WRITTEN TASK A -> From the forum thread on differentiating inverse tanh, extract the passage starting at "I know what" and ending at "Let's see...", reproducing it word for word.

PASSAGE GIVEN ->
☆ ☆ ☆
Inverse tan and inverse of tanh

• Oct 31st 2010, 05:18 AM
MattWT
Inverse tan and inverse of tanh
Hello,

I know what the inverse of tan is when differentiated, but would the inverse of tanh differentiated follow the same format?

$\displaystyle -1/(1-x^2)$

Thank you!
• Oct 31st 2010, 05:23 AM
Prove It
Let's see...

$\displaystyle \displaystyle y = \tanh{x}$

$\displaystyle \displaystyle = \frac{\sinh{x}}{\cosh{x}}$

$\displaystyle \displaystyle \frac{dy}{dx} = \frac{\cosh{x}\,\frac{d}{dx}(\sinh{x}) - \sinh{x}\,\frac{d}{dx}(\cosh{x})}{\cosh^2{x}}$

$\displaystyle \displaystyle = \frac{\cosh{x}\cosh{x} - \sinh{x}\sinh{x}}{\cosh^2{x}}$

$\displaystyle \displaystyle = \frac{\cosh^2{x} - \sinh^2{x}}{\cosh^2{x}}$

$\displaystyle \displaystyle = \frac{1}{\cosh^2{x}}$

$\displaystyle \displaystyle = \textrm{sech}^2{x}$.

This is almost identical to $\displaystyle \displaystyle \frac{d}{dx}(\tan{x}) = \sec^2{x}$
• Oct 31st 2010, 06:20 AM
HallsofIvy
And therefore, with $\displaystyle x= tanh(y)$,
$\displaystyle d(tanh^{-1}(x))}{dx}= \frac{1}{sech^2(y)}= \frac{1}{1- tanh^2(y)}= \frac{1}{1- x^2}$
☆ ☆ ☆
SUPPLIED ENTRIES ->
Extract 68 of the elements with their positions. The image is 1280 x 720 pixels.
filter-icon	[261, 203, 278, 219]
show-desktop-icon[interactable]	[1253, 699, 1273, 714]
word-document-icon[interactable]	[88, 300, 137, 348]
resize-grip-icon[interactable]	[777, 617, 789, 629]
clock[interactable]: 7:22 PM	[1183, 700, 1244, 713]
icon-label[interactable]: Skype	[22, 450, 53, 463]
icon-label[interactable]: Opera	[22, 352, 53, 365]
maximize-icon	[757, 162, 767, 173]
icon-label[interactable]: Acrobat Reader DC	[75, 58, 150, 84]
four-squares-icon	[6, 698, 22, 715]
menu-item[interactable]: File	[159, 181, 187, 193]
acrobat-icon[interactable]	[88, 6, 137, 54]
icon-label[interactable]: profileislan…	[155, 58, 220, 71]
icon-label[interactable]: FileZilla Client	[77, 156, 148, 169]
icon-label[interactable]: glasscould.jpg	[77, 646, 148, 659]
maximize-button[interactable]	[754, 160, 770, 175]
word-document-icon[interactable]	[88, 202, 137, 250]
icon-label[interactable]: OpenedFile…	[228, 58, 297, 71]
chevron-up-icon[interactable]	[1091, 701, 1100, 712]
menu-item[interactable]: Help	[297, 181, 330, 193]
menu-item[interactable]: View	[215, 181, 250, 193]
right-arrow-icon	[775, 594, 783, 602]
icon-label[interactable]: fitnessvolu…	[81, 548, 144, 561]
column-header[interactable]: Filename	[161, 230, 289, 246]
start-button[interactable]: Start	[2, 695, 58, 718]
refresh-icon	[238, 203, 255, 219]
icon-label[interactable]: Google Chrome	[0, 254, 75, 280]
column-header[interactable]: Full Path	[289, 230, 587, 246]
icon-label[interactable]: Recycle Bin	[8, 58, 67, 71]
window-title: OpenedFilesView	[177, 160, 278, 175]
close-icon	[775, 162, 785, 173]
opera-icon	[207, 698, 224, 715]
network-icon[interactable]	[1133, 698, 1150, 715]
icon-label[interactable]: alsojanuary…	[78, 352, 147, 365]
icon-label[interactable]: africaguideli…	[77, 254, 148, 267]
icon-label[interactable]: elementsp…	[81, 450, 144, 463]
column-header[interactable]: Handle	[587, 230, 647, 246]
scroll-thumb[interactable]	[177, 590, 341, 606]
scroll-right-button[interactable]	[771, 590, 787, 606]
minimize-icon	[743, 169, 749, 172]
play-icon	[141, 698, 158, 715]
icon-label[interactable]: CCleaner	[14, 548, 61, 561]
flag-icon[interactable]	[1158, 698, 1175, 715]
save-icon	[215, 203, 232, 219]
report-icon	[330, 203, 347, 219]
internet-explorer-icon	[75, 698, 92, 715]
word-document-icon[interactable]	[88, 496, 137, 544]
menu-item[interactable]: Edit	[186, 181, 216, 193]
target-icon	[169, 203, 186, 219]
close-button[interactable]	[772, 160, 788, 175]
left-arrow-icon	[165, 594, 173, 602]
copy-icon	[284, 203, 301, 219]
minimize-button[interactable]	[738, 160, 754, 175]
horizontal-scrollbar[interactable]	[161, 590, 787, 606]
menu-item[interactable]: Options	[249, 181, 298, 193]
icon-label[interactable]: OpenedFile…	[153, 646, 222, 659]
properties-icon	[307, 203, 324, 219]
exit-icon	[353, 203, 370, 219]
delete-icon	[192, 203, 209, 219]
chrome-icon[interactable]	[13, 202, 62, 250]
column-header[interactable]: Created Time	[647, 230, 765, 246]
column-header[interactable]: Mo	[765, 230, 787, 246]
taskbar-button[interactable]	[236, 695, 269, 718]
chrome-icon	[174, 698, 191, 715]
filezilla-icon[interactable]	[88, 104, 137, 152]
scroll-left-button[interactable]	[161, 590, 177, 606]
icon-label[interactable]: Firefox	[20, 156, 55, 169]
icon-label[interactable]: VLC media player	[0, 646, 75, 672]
☆ ☆ ☆
WRITTEN TASK B -> Pull out every line of the records above that contains the string "left", matching case exactly.

TASK SOLUTION A ->
I know what the inverse of tan is when differentiated, but would the inverse of tanh differentiated follow the same format?

$\displaystyle -1/(1-x^2)$

Thank you!
• Oct 31st 2010, 05:23 AM
Prove It
Let's see...

TASK SOLUTION B ->
left-arrow-icon	[165, 594, 173, 602]
scroll-left-button[interactable]	[161, 590, 177, 606]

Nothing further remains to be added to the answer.